▶ Raw records
** START **

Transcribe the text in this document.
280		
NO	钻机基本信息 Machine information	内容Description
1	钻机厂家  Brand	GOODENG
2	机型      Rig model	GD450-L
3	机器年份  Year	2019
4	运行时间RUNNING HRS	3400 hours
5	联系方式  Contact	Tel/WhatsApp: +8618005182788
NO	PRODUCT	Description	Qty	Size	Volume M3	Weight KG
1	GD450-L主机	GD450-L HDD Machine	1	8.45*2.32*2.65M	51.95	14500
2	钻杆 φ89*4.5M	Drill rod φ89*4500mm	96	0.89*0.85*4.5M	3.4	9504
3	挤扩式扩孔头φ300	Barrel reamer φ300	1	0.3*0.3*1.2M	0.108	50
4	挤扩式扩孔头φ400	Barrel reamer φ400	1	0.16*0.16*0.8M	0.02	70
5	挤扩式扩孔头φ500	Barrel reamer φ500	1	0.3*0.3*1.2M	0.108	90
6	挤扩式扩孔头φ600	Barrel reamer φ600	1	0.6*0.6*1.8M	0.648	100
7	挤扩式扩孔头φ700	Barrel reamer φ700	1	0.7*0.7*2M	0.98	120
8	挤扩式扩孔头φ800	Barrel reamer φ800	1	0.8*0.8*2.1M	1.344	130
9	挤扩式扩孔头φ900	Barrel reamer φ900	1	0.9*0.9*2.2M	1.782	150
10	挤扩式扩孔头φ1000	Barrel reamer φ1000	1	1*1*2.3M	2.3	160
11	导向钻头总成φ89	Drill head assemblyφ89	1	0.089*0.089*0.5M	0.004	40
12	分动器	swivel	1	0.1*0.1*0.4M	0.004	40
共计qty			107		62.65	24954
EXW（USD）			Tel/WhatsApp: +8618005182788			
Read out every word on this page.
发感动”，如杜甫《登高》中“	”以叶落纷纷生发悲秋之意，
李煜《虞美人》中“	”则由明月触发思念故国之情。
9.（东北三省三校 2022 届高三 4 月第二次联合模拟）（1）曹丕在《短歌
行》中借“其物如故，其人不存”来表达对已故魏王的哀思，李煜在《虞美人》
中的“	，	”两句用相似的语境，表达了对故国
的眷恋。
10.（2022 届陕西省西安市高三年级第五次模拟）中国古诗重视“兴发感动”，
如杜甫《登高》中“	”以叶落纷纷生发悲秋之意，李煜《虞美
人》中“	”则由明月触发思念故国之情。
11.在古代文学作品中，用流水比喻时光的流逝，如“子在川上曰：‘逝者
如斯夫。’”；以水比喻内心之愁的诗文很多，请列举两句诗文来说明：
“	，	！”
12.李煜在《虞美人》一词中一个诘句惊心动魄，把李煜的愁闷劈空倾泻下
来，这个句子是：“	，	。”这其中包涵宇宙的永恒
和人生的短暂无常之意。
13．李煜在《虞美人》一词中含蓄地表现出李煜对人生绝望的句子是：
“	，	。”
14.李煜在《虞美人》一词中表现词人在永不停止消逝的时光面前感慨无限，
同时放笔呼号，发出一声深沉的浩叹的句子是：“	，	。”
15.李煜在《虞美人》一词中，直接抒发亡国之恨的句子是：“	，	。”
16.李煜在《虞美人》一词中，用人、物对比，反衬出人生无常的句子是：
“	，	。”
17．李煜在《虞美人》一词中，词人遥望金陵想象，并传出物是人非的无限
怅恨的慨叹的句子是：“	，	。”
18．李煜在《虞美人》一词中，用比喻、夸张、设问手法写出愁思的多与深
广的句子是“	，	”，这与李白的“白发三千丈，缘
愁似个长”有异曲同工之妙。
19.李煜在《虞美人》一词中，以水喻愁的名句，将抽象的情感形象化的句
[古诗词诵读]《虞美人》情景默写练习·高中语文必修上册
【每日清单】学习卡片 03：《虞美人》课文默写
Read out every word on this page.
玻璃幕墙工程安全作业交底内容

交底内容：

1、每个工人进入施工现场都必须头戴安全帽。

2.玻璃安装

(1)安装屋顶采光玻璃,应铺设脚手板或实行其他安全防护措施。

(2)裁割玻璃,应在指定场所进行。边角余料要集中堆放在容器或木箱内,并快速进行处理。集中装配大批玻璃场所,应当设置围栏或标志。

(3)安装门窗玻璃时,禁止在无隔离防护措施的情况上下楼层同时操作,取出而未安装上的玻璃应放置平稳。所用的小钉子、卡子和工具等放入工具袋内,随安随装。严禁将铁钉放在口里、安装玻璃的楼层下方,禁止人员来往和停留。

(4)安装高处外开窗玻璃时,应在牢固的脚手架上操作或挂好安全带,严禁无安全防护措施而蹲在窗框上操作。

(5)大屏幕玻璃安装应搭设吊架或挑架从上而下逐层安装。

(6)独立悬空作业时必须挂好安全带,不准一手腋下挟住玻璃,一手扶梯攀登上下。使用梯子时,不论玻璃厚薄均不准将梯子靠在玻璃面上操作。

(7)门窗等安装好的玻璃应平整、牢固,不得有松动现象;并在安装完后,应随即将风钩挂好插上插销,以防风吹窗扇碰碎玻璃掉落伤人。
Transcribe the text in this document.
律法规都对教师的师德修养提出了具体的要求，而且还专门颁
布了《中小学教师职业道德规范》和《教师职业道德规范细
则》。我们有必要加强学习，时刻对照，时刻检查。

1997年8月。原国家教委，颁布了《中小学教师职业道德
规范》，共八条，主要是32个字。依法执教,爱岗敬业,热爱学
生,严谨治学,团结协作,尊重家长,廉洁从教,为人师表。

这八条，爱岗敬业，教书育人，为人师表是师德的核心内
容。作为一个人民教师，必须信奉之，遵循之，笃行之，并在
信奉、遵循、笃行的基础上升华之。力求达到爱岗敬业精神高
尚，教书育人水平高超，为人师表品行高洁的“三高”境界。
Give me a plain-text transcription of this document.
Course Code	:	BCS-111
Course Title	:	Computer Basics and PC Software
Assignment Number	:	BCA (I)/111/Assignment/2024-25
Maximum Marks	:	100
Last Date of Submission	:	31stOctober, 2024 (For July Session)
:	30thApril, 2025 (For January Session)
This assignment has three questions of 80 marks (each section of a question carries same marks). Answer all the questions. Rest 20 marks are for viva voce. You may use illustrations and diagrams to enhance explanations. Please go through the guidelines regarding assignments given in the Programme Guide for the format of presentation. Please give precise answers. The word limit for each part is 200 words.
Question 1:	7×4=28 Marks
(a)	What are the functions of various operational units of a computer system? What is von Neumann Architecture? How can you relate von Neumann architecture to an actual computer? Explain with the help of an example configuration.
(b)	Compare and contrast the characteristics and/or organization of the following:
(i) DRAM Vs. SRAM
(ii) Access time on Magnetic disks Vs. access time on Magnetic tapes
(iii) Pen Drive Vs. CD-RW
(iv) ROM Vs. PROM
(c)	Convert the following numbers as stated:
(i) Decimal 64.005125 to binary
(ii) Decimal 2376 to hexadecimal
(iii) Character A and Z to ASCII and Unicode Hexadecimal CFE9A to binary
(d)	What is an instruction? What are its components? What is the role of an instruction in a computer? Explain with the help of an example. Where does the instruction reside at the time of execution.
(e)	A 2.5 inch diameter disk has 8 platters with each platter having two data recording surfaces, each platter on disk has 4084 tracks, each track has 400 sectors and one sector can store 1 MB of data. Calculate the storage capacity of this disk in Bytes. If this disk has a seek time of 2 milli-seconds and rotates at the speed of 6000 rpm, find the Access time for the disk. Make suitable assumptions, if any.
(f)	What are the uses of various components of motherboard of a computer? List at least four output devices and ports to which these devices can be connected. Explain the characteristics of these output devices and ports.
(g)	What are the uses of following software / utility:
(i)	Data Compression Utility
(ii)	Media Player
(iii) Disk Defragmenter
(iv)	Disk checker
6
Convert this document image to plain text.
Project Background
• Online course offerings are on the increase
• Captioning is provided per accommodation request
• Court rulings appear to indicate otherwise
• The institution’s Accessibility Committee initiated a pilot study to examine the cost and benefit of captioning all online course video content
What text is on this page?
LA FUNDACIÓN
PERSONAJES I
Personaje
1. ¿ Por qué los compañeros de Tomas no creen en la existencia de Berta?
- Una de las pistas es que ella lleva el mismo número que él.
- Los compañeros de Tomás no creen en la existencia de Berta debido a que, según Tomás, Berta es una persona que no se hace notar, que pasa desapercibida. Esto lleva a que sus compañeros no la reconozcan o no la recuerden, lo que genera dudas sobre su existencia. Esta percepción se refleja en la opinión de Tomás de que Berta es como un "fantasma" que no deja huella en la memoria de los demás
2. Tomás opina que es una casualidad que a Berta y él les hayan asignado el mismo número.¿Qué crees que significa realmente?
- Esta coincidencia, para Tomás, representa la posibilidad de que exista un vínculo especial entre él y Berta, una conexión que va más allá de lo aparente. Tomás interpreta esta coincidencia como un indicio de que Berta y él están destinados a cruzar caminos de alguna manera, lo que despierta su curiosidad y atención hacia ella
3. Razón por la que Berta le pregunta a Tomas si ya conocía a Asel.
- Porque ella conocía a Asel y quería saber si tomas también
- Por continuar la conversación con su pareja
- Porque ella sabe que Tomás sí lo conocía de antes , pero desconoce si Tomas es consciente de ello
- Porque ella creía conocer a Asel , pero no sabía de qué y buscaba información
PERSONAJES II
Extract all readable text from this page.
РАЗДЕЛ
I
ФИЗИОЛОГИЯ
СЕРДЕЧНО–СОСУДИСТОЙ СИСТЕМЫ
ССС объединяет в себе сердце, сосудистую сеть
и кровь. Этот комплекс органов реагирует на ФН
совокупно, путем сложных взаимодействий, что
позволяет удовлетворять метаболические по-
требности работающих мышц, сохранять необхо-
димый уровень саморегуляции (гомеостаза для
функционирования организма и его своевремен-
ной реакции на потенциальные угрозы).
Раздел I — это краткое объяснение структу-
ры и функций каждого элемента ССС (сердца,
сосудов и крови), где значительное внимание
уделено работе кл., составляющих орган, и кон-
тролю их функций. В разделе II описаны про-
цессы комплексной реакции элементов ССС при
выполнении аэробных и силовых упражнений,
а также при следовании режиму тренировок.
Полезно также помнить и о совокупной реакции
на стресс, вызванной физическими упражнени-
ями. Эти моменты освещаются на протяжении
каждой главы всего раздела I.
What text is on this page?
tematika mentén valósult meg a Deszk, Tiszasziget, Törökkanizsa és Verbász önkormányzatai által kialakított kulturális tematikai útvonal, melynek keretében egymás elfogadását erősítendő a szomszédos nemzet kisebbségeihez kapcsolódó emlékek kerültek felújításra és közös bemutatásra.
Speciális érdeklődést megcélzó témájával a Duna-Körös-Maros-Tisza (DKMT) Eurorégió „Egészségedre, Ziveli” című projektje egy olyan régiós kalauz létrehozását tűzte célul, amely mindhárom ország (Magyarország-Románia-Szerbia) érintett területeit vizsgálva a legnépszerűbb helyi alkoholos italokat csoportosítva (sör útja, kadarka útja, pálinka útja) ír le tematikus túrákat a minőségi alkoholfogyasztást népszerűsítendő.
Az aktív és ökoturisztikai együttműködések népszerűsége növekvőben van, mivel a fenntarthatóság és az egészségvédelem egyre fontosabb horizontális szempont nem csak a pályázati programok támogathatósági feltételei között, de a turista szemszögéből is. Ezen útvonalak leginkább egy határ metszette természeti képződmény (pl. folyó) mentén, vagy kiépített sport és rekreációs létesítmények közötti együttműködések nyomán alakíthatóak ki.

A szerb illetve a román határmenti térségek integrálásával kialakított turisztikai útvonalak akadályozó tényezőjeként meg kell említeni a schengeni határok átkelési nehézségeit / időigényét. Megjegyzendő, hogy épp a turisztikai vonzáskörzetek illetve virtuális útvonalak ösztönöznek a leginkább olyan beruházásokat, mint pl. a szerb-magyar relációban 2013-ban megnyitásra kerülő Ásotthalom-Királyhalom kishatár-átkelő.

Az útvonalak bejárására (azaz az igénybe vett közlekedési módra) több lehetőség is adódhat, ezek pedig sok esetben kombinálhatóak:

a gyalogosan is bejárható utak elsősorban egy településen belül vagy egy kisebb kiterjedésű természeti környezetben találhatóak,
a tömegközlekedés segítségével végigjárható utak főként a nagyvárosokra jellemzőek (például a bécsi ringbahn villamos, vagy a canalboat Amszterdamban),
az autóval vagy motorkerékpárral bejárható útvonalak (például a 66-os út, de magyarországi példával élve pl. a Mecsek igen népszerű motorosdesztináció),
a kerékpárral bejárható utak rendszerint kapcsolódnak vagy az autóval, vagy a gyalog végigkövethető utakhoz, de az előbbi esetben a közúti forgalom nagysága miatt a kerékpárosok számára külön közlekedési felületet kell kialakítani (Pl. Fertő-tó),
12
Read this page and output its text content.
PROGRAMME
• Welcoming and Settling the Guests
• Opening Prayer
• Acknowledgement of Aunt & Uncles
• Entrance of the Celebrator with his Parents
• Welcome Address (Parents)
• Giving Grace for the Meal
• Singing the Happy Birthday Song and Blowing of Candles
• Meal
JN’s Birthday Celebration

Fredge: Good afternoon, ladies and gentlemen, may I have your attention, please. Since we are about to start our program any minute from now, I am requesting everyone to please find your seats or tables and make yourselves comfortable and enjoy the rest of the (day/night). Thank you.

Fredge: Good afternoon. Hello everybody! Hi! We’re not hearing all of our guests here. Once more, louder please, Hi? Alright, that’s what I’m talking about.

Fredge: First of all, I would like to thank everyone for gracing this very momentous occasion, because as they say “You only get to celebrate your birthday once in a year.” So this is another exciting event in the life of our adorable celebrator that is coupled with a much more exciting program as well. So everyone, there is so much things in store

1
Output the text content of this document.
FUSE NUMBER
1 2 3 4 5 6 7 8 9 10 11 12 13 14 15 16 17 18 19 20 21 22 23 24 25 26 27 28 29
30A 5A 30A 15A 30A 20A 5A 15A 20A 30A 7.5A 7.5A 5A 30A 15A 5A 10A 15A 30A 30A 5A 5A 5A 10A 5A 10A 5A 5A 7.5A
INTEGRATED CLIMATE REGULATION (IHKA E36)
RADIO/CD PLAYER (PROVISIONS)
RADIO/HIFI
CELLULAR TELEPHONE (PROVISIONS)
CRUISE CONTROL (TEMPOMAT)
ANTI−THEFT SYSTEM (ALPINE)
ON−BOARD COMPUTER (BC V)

** END **

▶ Given instruction
Pull out all lines from the entries above that include the word "以叶落纷纷生发悲秋之意".

▶ Solution
发感动”，如杜甫《登高》中“	”以叶落纷纷生发悲秋之意，
如杜甫《登高》中“	”以叶落纷纷生发悲秋之意，李煜《虞美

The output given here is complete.